# Set task
Among the entries that follow, tally the lines with the string "Comment". Give no more than the number.

====

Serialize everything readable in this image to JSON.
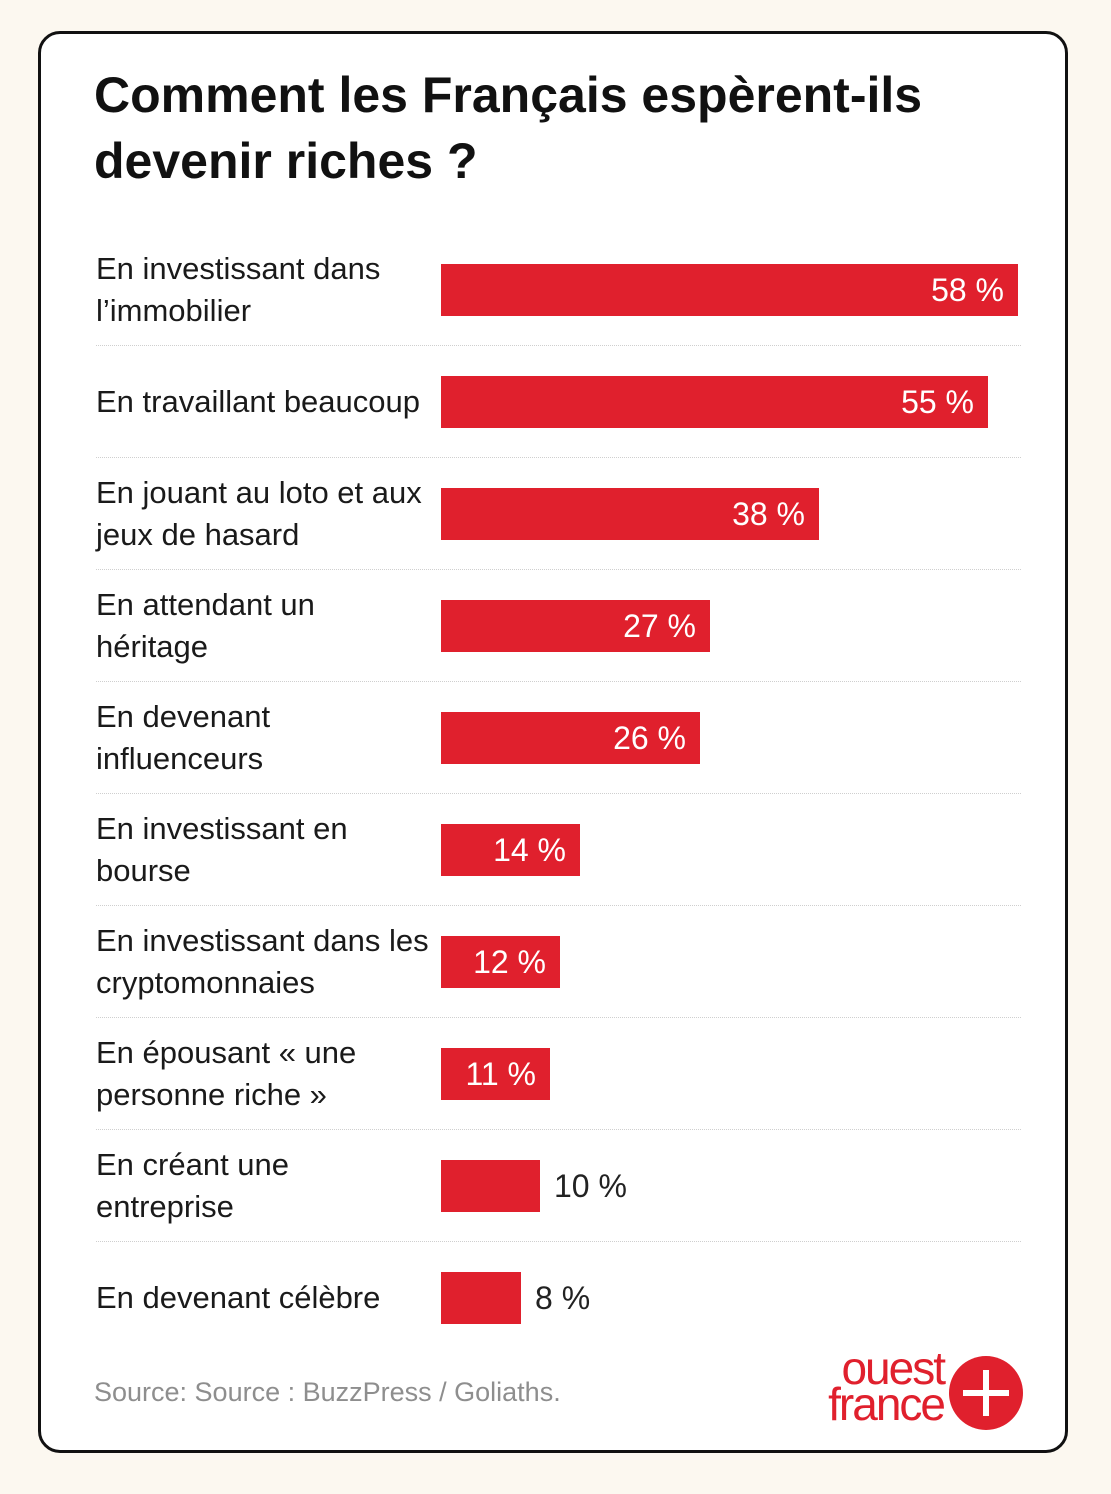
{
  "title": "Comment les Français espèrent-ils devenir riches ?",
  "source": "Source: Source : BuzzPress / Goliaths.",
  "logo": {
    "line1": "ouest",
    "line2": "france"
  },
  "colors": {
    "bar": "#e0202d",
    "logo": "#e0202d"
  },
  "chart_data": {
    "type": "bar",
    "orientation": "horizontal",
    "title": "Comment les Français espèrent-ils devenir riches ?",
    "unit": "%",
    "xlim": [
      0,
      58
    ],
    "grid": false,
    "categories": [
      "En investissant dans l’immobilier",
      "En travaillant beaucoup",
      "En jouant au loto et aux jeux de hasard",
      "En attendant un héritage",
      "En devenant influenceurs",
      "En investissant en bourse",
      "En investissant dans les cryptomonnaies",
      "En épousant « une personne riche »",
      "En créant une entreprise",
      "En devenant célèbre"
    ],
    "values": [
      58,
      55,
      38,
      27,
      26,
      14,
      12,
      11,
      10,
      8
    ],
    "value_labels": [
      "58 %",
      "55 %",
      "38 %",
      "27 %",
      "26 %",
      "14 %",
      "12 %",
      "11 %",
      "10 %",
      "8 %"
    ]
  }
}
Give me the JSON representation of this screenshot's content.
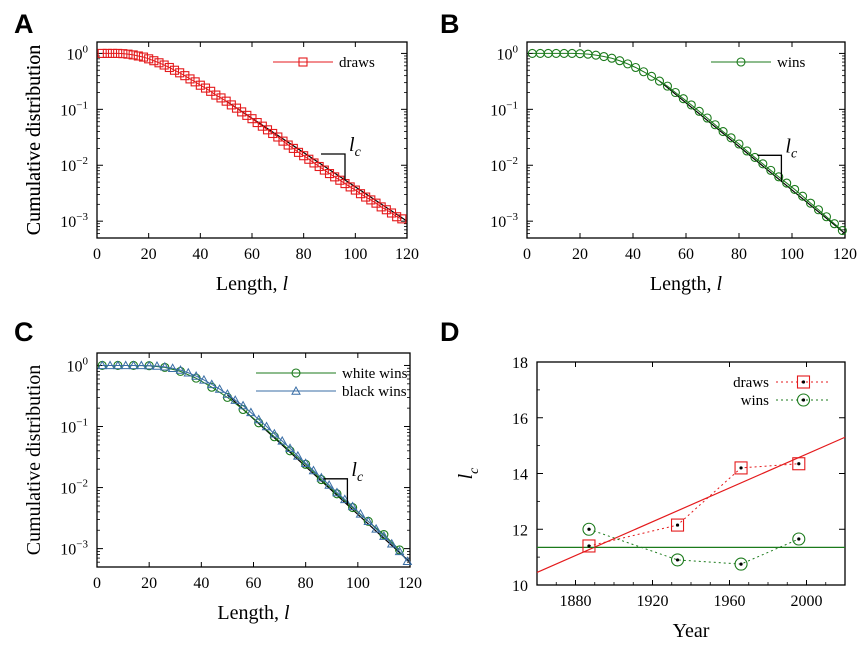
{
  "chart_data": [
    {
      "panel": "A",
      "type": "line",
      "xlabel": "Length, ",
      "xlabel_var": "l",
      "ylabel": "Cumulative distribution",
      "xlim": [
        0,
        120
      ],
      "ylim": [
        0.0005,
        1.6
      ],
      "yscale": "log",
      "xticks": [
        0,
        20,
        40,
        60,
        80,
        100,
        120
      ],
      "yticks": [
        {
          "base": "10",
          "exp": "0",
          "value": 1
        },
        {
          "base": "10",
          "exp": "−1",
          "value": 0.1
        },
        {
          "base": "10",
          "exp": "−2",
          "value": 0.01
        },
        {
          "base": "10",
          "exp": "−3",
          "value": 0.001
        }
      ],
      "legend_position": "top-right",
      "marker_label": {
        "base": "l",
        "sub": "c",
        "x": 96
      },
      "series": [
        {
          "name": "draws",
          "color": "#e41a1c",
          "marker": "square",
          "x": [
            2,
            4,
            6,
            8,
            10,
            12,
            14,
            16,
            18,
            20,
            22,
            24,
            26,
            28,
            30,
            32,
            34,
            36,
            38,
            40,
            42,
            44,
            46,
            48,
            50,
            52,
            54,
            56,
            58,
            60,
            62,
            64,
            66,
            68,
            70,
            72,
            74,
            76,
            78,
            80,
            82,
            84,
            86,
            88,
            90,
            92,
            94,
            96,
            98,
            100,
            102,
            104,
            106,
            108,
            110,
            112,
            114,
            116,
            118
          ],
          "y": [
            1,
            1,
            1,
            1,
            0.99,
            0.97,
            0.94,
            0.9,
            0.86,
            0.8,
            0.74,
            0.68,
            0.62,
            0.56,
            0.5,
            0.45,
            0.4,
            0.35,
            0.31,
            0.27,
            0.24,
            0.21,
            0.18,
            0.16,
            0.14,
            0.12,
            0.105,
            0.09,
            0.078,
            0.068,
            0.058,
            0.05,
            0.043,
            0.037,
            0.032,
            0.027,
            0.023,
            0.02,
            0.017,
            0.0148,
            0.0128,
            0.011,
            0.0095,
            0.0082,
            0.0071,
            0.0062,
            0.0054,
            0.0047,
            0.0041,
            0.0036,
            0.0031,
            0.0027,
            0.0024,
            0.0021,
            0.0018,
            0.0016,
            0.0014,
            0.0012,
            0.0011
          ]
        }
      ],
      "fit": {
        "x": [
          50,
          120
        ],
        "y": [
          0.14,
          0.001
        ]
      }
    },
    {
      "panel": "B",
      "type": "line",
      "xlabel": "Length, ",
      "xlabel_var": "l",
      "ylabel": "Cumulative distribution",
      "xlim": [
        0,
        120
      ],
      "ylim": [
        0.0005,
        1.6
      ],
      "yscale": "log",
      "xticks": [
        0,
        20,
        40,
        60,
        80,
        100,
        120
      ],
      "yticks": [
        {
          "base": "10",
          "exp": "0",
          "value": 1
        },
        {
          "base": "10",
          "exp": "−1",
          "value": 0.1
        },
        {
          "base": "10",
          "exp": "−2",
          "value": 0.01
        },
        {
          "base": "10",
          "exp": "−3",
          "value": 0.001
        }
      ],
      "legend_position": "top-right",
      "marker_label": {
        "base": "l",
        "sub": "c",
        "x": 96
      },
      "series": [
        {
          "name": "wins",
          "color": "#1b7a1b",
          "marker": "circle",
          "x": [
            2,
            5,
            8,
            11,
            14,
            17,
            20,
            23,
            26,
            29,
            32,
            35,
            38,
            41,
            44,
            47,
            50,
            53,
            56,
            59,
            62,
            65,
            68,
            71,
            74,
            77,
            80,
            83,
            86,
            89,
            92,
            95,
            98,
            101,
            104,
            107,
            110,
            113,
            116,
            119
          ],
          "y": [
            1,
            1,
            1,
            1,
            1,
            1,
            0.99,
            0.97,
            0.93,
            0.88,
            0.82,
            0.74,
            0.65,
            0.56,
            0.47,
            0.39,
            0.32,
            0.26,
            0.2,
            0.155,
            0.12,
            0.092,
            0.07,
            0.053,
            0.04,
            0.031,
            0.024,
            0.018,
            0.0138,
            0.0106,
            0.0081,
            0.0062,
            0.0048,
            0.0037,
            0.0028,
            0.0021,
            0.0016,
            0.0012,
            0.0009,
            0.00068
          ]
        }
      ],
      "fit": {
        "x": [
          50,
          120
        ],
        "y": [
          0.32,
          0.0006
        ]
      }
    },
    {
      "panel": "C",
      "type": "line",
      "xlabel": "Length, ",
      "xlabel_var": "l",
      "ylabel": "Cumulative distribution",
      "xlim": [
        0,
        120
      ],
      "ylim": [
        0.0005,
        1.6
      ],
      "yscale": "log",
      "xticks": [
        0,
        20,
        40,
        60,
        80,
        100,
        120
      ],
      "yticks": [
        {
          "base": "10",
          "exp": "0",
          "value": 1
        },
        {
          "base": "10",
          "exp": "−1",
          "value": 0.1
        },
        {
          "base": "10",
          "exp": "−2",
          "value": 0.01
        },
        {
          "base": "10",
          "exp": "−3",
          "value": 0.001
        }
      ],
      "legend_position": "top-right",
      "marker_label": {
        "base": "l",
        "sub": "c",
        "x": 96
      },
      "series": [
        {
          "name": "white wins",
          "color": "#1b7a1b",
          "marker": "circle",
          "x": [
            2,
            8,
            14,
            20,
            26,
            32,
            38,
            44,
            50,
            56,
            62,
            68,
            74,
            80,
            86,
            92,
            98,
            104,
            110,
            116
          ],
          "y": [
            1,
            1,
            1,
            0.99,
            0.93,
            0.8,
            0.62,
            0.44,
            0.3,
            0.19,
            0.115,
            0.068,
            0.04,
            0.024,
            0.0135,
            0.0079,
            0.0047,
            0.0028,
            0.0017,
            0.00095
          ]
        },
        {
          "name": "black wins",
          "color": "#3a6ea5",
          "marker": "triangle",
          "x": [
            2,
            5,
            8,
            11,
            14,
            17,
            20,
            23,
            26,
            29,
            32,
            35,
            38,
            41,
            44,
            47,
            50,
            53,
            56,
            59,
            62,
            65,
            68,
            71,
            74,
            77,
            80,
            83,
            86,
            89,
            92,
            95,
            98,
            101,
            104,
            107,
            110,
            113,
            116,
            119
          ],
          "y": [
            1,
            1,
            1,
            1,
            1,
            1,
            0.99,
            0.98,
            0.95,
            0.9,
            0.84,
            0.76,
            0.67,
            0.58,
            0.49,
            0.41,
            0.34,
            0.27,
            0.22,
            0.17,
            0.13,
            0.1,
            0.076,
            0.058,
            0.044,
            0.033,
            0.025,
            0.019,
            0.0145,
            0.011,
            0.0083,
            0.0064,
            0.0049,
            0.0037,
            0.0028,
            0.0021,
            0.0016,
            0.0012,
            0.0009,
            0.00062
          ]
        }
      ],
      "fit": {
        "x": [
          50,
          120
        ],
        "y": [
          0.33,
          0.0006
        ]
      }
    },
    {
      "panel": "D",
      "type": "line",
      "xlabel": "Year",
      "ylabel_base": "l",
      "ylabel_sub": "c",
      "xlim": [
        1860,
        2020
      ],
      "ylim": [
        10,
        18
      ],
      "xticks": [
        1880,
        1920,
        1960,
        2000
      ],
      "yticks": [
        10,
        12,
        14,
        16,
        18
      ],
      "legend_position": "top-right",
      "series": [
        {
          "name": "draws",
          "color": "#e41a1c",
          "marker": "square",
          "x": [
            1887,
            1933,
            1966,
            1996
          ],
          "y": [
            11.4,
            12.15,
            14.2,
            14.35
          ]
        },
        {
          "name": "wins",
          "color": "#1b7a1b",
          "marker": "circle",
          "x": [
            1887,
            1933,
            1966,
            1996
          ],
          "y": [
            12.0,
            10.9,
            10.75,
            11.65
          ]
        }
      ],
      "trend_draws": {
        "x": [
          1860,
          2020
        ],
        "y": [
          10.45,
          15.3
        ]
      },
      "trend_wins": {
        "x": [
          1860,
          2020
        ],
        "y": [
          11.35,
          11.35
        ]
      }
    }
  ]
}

====

# Response to the task
2